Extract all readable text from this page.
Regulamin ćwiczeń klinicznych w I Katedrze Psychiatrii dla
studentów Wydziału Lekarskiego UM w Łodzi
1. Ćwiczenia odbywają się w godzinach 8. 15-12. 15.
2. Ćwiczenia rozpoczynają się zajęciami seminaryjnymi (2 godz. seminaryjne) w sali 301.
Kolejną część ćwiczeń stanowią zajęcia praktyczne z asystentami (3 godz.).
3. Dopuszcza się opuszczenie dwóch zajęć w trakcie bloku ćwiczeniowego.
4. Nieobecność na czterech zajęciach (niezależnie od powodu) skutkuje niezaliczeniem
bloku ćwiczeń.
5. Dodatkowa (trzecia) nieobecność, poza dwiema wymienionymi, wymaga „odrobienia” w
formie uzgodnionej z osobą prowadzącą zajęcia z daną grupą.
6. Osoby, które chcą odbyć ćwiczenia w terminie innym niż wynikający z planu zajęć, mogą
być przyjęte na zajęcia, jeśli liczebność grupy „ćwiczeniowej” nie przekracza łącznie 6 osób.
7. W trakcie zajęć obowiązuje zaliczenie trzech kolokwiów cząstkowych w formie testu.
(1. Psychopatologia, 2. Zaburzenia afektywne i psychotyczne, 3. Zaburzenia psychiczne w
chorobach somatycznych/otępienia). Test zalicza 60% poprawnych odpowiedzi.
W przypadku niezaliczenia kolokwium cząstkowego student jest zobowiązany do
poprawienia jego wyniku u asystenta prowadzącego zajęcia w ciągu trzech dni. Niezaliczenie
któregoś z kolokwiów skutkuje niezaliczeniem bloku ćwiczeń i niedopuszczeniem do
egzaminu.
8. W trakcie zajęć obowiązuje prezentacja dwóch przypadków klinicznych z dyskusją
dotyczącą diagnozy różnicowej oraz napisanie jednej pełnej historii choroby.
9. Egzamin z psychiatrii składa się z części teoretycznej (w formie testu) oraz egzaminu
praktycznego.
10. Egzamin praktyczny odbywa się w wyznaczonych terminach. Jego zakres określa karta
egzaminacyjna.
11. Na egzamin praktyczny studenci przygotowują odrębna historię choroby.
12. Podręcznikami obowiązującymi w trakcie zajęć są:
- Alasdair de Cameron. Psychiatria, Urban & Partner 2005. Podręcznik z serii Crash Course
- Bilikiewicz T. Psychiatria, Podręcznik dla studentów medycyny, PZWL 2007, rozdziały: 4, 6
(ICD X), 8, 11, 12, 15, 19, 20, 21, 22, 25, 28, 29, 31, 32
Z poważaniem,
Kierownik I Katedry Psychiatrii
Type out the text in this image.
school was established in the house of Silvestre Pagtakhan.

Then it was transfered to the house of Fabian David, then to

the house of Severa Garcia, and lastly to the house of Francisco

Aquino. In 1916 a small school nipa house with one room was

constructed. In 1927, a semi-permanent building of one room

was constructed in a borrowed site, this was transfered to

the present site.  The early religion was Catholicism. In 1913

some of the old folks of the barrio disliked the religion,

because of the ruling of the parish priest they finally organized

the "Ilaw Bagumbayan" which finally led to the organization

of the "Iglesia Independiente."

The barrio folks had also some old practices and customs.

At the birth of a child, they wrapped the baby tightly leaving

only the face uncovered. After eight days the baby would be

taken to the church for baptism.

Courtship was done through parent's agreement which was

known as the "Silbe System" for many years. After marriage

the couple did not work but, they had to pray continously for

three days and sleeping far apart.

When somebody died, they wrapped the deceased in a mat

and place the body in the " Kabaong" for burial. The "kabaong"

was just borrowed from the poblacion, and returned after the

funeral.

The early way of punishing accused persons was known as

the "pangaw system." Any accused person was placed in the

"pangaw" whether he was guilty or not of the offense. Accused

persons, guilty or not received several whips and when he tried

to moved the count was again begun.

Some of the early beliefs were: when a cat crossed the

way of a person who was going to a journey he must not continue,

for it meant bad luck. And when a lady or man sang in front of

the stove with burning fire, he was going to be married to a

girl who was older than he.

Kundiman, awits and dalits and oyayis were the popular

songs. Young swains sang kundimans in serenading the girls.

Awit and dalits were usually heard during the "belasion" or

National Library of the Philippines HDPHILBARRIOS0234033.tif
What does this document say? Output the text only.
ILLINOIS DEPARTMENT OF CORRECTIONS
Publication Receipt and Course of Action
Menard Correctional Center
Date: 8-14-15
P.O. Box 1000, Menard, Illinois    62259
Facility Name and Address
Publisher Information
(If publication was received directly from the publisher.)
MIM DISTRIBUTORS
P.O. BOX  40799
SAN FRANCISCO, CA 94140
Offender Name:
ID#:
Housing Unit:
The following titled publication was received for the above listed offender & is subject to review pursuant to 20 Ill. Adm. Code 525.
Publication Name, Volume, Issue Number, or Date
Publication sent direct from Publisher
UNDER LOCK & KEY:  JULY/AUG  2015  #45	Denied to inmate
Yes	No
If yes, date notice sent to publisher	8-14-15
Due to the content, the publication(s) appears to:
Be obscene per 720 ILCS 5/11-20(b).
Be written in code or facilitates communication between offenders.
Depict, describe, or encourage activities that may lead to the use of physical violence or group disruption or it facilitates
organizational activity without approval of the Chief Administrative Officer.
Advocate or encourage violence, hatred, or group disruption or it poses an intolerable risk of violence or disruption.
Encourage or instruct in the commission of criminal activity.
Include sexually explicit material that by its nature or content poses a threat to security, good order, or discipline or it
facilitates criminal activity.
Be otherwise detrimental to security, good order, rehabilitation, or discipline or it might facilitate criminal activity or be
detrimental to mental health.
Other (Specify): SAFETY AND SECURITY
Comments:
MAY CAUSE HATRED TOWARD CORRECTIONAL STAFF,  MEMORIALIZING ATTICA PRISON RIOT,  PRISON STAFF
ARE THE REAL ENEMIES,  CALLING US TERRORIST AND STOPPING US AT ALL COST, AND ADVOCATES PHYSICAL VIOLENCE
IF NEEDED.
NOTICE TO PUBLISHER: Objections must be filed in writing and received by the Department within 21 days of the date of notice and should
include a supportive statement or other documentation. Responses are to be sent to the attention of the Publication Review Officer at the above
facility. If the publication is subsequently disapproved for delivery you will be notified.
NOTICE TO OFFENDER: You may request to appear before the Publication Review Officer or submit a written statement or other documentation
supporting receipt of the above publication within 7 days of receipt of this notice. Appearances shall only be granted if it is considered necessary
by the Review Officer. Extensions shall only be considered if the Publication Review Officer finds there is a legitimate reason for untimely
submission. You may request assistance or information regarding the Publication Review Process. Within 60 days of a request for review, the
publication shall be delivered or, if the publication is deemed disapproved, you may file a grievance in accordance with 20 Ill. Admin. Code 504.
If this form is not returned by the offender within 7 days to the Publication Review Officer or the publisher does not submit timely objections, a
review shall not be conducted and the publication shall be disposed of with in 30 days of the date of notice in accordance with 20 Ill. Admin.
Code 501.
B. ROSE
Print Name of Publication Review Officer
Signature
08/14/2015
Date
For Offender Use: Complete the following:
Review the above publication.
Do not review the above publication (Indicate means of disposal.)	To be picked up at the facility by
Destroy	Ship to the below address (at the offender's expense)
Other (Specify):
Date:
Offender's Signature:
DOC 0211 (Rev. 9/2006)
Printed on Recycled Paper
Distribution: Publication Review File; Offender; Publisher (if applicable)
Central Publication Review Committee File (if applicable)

* **Given instruction**
Faithfully reproduce all of the records, character for character.

* **Answer to this exercise**
Extract all readable text from this page.
Regulamin ćwiczeń klinicznych w I Katedrze Psychiatrii dla
studentów Wydziału Lekarskiego UM w Łodzi
1. Ćwiczenia odbywają się w godzinach 8. 15-12. 15.
2. Ćwiczenia rozpoczynają się zajęciami seminaryjnymi (2 godz. seminaryjne) w sali 301.
Kolejną część ćwiczeń stanowią zajęcia praktyczne z asystentami (3 godz.).
3. Dopuszcza się opuszczenie dwóch zajęć w trakcie bloku ćwiczeniowego.
4. Nieobecność na czterech zajęciach (niezależnie od powodu) skutkuje niezaliczeniem
bloku ćwiczeń.
5. Dodatkowa (trzecia) nieobecność, poza dwiema wymienionymi, wymaga „odrobienia” w
formie uzgodnionej z osobą prowadzącą zajęcia z daną grupą.
6. Osoby, które chcą odbyć ćwiczenia w terminie innym niż wynikający z planu zajęć, mogą
być przyjęte na zajęcia, jeśli liczebność grupy „ćwiczeniowej” nie przekracza łącznie 6 osób.
7. W trakcie zajęć obowiązuje zaliczenie trzech kolokwiów cząstkowych w formie testu.
(1. Psychopatologia, 2. Zaburzenia afektywne i psychotyczne, 3. Zaburzenia psychiczne w
chorobach somatycznych/otępienia). Test zalicza 60% poprawnych odpowiedzi.
W przypadku niezaliczenia kolokwium cząstkowego student jest zobowiązany do
poprawienia jego wyniku u asystenta prowadzącego zajęcia w ciągu trzech dni. Niezaliczenie
któregoś z kolokwiów skutkuje niezaliczeniem bloku ćwiczeń i niedopuszczeniem do
egzaminu.
8. W trakcie zajęć obowiązuje prezentacja dwóch przypadków klinicznych z dyskusją
dotyczącą diagnozy różnicowej oraz napisanie jednej pełnej historii choroby.
9. Egzamin z psychiatrii składa się z części teoretycznej (w formie testu) oraz egzaminu
praktycznego.
10. Egzamin praktyczny odbywa się w wyznaczonych terminach. Jego zakres określa karta
egzaminacyjna.
11. Na egzamin praktyczny studenci przygotowują odrębna historię choroby.
12. Podręcznikami obowiązującymi w trakcie zajęć są:
- Alasdair de Cameron. Psychiatria, Urban & Partner 2005. Podręcznik z serii Crash Course
- Bilikiewicz T. Psychiatria, Podręcznik dla studentów medycyny, PZWL 2007, rozdziały: 4, 6
(ICD X), 8, 11, 12, 15, 19, 20, 21, 22, 25, 28, 29, 31, 32
Z poważaniem,
Kierownik I Katedry Psychiatrii
Type out the text in this image.
school was established in the house of Silvestre Pagtakhan.

Then it was transfered to the house of Fabian David, then to

the house of Severa Garcia, and lastly to the house of Francisco

Aquino. In 1916 a small school nipa house with one room was

constructed. In 1927, a semi-permanent building of one room

was constructed in a borrowed site, this was transfered to

the present site.  The early religion was Catholicism. In 1913

some of the old folks of the barrio disliked the religion,

because of the ruling of the parish priest they finally organized

the "Ilaw Bagumbayan" which finally led to the organization

of the "Iglesia Independiente."

The barrio folks had also some old practices and customs.

At the birth of a child, they wrapped the baby tightly leaving

only the face uncovered. After eight days the baby would be

taken to the church for baptism.

Courtship was done through parent's agreement which was

known as the "Silbe System" for many years. After marriage

the couple did not work but, they had to pray continously for

three days and sleeping far apart.

When somebody died, they wrapped the deceased in a mat

and place the body in the " Kabaong" for burial. The "kabaong"

was just borrowed from the poblacion, and returned after the

funeral.

The early way of punishing accused persons was known as

the "pangaw system." Any accused person was placed in the

"pangaw" whether he was guilty or not of the offense. Accused

persons, guilty or not received several whips and when he tried

to moved the count was again begun.

Some of the early beliefs were: when a cat crossed the

way of a person who was going to a journey he must not continue,

for it meant bad luck. And when a lady or man sang in front of

the stove with burning fire, he was going to be married to a

girl who was older than he.

Kundiman, awits and dalits and oyayis were the popular

songs. Young swains sang kundimans in serenading the girls.

Awit and dalits were usually heard during the "belasion" or

National Library of the Philippines HDPHILBARRIOS0234033.tif
What does this document say? Output the text only.
ILLINOIS DEPARTMENT OF CORRECTIONS
Publication Receipt and Course of Action
Menard Correctional Center
Date: 8-14-15
P.O. Box 1000, Menard, Illinois    62259
Facility Name and Address
Publisher Information
(If publication was received directly from the publisher.)
MIM DISTRIBUTORS
P.O. BOX  40799
SAN FRANCISCO, CA 94140
Offender Name:
ID#:
Housing Unit:
The following titled publication was received for the above listed offender & is subject to review pursuant to 20 Ill. Adm. Code 525.
Publication Name, Volume, Issue Number, or Date
Publication sent direct from Publisher
UNDER LOCK & KEY:  JULY/AUG  2015  #45	Denied to inmate
Yes	No
If yes, date notice sent to publisher	8-14-15
Due to the content, the publication(s) appears to:
Be obscene per 720 ILCS 5/11-20(b).
Be written in code or facilitates communication between offenders.
Depict, describe, or encourage activities that may lead to the use of physical violence or group disruption or it facilitates
organizational activity without approval of the Chief Administrative Officer.
Advocate or encourage violence, hatred, or group disruption or it poses an intolerable risk of violence or disruption.
Encourage or instruct in the commission of criminal activity.
Include sexually explicit material that by its nature or content poses a threat to security, good order, or discipline or it
facilitates criminal activity.
Be otherwise detrimental to security, good order, rehabilitation, or discipline or it might facilitate criminal activity or be
detrimental to mental health.
Other (Specify): SAFETY AND SECURITY
Comments:
MAY CAUSE HATRED TOWARD CORRECTIONAL STAFF,  MEMORIALIZING ATTICA PRISON RIOT,  PRISON STAFF
ARE THE REAL ENEMIES,  CALLING US TERRORIST AND STOPPING US AT ALL COST, AND ADVOCATES PHYSICAL VIOLENCE
IF NEEDED.
NOTICE TO PUBLISHER: Objections must be filed in writing and received by the Department within 21 days of the date of notice and should
include a supportive statement or other documentation. Responses are to be sent to the attention of the Publication Review Officer at the above
facility. If the publication is subsequently disapproved for delivery you will be notified.
NOTICE TO OFFENDER: You may request to appear before the Publication Review Officer or submit a written statement or other documentation
supporting receipt of the above publication within 7 days of receipt of this notice. Appearances shall only be granted if it is considered necessary
by the Review Officer. Extensions shall only be considered if the Publication Review Officer finds there is a legitimate reason for untimely
submission. You may request assistance or information regarding the Publication Review Process. Within 60 days of a request for review, the
publication shall be delivered or, if the publication is deemed disapproved, you may file a grievance in accordance with 20 Ill. Admin. Code 504.
If this form is not returned by the offender within 7 days to the Publication Review Officer or the publisher does not submit timely objections, a
review shall not be conducted and the publication shall be disposed of with in 30 days of the date of notice in accordance with 20 Ill. Admin.
Code 501.
B. ROSE
Print Name of Publication Review Officer
Signature
08/14/2015
Date
For Offender Use: Complete the following:
Review the above publication.
Do not review the above publication (Indicate means of disposal.)	To be picked up at the facility by
Destroy	Ship to the below address (at the offender's expense)
Other (Specify):
Date:
Offender's Signature:
DOC 0211 (Rev. 9/2006)
Printed on Recycled Paper
Distribution: Publication Review File; Offender; Publisher (if applicable)
Central Publication Review Committee File (if applicable)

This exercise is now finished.